Supplied data:
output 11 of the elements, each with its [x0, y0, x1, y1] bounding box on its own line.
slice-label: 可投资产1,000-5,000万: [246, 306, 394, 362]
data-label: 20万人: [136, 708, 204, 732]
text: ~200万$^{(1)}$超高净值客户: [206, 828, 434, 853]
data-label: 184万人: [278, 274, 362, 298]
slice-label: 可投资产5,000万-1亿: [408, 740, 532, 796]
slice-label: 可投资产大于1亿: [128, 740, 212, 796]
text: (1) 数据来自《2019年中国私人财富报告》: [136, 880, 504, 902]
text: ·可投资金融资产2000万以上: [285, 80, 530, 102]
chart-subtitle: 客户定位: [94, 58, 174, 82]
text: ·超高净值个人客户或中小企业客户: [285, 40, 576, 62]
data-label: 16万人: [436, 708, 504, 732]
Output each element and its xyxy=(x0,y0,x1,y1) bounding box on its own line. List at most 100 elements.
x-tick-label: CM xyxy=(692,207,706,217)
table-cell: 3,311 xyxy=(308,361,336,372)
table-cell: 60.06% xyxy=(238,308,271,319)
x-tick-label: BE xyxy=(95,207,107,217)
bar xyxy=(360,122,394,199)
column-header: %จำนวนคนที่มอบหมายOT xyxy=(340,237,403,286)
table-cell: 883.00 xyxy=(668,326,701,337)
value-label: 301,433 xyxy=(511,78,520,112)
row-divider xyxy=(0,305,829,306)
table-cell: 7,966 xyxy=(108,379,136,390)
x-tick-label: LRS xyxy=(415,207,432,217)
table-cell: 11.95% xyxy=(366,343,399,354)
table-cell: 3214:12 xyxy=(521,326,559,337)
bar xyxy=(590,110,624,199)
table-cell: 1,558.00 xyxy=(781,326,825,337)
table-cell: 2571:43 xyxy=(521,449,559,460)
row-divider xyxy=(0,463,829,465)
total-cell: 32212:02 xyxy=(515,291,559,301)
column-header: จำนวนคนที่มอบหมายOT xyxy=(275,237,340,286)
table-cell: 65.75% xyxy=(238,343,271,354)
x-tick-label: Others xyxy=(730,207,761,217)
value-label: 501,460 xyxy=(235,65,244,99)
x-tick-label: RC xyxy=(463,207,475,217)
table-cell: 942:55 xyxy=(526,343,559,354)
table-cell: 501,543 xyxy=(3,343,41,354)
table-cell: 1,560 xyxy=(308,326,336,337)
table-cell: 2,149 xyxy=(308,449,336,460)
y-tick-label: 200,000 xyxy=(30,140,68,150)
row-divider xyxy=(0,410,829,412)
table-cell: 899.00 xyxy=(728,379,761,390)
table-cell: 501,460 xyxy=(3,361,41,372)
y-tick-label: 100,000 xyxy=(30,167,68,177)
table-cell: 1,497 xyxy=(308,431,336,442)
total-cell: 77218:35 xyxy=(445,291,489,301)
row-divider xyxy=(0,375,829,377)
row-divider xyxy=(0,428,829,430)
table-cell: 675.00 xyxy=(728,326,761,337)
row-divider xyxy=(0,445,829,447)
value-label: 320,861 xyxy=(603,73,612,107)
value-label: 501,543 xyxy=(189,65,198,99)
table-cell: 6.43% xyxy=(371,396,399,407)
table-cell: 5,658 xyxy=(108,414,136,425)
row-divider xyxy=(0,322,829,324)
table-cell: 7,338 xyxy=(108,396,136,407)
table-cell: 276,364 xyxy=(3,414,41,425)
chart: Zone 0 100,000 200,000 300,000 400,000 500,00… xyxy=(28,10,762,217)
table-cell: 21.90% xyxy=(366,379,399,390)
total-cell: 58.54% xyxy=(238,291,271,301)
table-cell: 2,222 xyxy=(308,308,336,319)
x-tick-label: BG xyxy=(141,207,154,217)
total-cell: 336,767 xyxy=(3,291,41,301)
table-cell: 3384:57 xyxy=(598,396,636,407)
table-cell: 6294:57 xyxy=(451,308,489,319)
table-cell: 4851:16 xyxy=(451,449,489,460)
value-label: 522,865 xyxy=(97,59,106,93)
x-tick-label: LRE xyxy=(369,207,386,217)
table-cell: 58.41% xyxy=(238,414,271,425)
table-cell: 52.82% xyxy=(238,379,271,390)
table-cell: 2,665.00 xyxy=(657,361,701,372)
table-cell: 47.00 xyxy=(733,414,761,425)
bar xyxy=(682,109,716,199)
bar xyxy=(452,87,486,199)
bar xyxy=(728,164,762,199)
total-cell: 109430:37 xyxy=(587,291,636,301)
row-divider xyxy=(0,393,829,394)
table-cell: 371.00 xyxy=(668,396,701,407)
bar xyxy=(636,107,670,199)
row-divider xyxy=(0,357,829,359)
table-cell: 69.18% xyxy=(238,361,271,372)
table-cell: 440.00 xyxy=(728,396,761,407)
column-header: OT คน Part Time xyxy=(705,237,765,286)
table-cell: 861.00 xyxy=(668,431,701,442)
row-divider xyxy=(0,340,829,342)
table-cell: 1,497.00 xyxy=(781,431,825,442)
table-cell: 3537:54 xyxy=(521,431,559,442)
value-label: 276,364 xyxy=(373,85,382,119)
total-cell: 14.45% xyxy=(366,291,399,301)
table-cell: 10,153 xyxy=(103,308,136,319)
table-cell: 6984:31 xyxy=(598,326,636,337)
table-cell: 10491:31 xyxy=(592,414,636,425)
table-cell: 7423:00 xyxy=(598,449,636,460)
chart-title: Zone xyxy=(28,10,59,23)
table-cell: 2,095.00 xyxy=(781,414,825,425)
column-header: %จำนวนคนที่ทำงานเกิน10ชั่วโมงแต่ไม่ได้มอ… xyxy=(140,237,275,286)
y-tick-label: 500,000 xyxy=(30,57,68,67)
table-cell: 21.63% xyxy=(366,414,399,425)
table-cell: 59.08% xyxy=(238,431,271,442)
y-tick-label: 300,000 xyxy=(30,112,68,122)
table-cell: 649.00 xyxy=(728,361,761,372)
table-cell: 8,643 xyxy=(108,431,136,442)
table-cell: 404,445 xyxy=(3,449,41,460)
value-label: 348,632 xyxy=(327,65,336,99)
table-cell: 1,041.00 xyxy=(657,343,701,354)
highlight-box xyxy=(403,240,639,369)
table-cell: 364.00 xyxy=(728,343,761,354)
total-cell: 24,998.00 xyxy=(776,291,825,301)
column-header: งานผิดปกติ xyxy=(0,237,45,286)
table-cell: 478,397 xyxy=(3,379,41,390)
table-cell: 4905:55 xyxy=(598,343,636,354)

The task: Which lines above contain the string "มอบหมายOT"? Gather every one of them and copy each in full.

Completed exercise:
column-header: %จำนวนคนที่มอบหมายOT xyxy=(340,237,403,286)
column-header: จำนวนคนที่มอบหมายOT xyxy=(275,237,340,286)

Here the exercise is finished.